Count lines with "secs" in them. Report only the total.

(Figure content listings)

━━━━

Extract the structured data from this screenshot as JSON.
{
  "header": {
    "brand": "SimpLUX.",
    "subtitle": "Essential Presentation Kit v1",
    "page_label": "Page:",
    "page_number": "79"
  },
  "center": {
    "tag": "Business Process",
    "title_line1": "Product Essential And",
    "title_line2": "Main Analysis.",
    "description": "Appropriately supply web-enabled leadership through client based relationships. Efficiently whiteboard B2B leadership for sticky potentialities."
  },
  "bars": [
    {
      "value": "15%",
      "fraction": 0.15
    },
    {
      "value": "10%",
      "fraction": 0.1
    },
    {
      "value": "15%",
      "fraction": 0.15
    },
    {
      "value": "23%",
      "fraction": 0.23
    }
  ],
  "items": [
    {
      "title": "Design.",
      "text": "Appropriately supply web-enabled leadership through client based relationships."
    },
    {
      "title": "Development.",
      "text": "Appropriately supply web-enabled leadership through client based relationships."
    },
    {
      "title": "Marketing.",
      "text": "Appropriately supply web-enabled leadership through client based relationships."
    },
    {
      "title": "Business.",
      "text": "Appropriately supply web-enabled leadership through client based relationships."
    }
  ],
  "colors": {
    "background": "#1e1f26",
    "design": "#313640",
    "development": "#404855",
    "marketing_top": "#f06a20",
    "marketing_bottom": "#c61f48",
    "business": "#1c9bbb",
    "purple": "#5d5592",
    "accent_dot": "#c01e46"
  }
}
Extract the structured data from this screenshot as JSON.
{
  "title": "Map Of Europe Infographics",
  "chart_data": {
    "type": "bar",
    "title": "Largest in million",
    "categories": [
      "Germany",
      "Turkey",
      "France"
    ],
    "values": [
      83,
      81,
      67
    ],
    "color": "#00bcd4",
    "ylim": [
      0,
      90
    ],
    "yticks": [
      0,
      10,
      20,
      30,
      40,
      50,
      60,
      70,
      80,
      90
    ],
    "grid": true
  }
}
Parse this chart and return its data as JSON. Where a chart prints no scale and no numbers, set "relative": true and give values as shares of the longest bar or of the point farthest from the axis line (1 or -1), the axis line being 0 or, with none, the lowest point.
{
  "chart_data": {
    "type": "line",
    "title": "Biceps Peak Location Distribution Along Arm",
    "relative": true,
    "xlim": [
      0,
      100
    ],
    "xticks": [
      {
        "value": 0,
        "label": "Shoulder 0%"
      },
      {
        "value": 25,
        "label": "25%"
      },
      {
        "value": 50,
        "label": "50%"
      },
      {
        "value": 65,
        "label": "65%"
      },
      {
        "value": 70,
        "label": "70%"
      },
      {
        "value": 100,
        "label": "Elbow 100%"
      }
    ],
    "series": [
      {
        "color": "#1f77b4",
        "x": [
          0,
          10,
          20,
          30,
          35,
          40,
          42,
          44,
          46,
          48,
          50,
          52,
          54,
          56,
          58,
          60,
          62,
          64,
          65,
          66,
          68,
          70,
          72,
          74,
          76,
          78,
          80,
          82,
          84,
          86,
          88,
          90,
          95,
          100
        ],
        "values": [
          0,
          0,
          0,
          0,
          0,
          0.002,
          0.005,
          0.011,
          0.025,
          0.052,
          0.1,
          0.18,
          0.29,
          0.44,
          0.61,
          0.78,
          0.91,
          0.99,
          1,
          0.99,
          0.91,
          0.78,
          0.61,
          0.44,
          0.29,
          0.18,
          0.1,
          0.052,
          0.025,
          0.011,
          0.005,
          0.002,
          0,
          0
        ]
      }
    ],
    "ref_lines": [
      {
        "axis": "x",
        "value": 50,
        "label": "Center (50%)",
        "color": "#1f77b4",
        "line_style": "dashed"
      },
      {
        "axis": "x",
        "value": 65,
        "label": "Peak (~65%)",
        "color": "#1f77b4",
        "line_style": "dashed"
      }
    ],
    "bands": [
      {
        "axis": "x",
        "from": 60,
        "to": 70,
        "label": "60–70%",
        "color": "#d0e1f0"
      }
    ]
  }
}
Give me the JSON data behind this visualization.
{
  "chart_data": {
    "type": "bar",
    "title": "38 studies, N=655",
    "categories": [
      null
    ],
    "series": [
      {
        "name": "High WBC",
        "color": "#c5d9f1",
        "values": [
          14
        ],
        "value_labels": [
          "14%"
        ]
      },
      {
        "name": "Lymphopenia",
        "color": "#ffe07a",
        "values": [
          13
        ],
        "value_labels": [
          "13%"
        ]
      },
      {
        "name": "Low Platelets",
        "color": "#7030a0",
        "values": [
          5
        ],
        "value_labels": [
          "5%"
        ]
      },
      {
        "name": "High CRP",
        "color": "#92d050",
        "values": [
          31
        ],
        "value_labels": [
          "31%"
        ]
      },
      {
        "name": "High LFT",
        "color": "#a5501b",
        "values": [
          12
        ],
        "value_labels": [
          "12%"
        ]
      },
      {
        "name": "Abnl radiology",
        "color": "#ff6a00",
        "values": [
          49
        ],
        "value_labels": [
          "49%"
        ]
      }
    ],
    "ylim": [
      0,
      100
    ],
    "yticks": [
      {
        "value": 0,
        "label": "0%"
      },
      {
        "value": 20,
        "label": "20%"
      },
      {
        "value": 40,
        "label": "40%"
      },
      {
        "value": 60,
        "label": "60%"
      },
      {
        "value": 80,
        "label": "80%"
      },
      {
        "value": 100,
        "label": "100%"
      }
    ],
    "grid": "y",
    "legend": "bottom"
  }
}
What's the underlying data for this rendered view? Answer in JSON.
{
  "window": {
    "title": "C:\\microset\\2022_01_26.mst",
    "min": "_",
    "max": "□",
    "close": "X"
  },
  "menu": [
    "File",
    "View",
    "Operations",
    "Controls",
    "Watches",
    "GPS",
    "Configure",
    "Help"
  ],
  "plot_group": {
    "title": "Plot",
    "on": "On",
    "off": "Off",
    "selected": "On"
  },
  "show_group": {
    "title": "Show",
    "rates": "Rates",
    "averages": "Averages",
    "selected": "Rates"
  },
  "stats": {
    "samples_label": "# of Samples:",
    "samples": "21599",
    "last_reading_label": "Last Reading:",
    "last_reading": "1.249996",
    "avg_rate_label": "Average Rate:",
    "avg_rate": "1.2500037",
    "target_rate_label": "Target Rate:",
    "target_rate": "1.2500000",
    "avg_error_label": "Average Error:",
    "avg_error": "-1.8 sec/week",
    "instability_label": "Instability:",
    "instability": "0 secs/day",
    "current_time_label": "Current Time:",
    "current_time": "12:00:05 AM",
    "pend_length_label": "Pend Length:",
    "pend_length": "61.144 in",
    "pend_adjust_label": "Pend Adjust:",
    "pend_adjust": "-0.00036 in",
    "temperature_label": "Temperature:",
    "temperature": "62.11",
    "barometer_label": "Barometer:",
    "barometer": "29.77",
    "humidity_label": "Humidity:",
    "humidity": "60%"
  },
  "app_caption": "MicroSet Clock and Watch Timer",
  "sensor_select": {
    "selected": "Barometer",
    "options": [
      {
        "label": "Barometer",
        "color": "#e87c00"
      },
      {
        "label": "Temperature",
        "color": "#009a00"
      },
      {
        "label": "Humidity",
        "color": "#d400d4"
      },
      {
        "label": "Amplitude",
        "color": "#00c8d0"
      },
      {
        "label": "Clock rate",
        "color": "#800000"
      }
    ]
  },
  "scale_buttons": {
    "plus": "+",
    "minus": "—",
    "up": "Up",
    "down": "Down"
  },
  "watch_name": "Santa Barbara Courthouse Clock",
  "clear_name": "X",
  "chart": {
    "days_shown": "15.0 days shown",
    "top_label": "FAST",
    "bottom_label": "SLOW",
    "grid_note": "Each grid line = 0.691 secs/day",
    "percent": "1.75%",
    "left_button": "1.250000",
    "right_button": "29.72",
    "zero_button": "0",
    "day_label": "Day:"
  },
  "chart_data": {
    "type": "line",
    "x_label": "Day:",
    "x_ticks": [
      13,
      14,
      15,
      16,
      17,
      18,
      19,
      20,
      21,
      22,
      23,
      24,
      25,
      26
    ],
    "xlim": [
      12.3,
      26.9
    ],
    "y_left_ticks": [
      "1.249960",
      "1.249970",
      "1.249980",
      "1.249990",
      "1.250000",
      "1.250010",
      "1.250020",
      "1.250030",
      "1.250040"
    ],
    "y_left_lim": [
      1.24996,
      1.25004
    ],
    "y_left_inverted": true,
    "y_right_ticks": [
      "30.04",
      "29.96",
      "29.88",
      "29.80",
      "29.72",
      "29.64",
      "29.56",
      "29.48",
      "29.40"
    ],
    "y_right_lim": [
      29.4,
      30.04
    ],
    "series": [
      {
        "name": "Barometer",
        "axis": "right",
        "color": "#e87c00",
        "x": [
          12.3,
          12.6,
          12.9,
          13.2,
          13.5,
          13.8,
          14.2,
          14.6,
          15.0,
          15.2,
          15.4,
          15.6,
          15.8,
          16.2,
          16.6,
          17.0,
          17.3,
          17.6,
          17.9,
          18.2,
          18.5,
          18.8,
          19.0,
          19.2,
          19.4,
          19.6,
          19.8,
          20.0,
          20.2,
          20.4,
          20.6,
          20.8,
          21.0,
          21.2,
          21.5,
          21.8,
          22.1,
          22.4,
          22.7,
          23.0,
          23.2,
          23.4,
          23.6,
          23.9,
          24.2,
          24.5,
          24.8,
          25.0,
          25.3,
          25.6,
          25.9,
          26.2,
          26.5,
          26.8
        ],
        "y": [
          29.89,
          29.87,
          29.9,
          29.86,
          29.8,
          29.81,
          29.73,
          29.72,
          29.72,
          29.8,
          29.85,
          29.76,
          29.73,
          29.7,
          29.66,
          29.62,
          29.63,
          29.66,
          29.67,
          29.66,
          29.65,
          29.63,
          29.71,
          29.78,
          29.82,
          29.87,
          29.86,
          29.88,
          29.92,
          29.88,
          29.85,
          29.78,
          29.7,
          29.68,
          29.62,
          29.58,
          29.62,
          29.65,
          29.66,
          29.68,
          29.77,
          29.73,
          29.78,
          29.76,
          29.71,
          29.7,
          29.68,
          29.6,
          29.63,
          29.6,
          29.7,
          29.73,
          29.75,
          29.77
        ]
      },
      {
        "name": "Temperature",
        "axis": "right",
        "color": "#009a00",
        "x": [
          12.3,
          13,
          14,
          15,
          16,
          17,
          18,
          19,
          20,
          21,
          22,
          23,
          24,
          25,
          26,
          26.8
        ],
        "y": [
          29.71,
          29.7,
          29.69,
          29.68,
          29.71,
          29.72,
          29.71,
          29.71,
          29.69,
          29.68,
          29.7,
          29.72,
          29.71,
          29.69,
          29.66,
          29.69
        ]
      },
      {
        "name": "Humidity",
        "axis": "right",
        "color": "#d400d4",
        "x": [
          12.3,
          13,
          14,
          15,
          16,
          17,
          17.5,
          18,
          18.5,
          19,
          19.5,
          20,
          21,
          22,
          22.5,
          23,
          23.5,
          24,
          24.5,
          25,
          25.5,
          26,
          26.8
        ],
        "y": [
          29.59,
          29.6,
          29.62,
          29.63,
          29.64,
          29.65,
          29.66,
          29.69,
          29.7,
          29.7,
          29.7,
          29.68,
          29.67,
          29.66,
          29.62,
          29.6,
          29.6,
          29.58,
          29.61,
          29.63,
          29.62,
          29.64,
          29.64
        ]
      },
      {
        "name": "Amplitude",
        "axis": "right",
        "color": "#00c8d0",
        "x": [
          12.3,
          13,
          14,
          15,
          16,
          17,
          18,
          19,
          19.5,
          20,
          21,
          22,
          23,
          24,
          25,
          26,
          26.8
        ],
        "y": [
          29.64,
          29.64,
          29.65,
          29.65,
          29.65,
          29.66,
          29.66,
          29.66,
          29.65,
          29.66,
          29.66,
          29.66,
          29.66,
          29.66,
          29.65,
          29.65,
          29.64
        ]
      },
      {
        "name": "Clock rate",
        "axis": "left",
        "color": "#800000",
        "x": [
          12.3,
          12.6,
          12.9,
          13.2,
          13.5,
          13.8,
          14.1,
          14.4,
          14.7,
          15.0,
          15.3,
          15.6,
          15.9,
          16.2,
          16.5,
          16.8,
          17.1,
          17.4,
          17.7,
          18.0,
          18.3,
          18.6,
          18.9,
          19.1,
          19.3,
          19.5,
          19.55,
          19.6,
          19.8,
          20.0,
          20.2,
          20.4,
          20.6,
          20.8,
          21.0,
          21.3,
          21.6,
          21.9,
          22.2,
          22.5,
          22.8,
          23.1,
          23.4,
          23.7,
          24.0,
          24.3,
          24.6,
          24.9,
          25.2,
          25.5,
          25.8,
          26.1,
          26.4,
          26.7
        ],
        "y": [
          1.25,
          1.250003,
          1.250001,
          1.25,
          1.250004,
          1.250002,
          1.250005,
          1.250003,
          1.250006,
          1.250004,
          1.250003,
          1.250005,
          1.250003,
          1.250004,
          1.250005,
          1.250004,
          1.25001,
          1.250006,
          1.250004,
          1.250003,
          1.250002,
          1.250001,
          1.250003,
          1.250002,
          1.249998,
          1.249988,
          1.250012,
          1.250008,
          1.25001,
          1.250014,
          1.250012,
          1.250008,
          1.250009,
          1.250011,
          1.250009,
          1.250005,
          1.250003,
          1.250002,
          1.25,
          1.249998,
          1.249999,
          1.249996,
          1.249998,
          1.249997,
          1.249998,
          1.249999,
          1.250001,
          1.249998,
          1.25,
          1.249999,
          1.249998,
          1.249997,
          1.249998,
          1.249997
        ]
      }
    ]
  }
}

━━━━

§ **Task response**:
2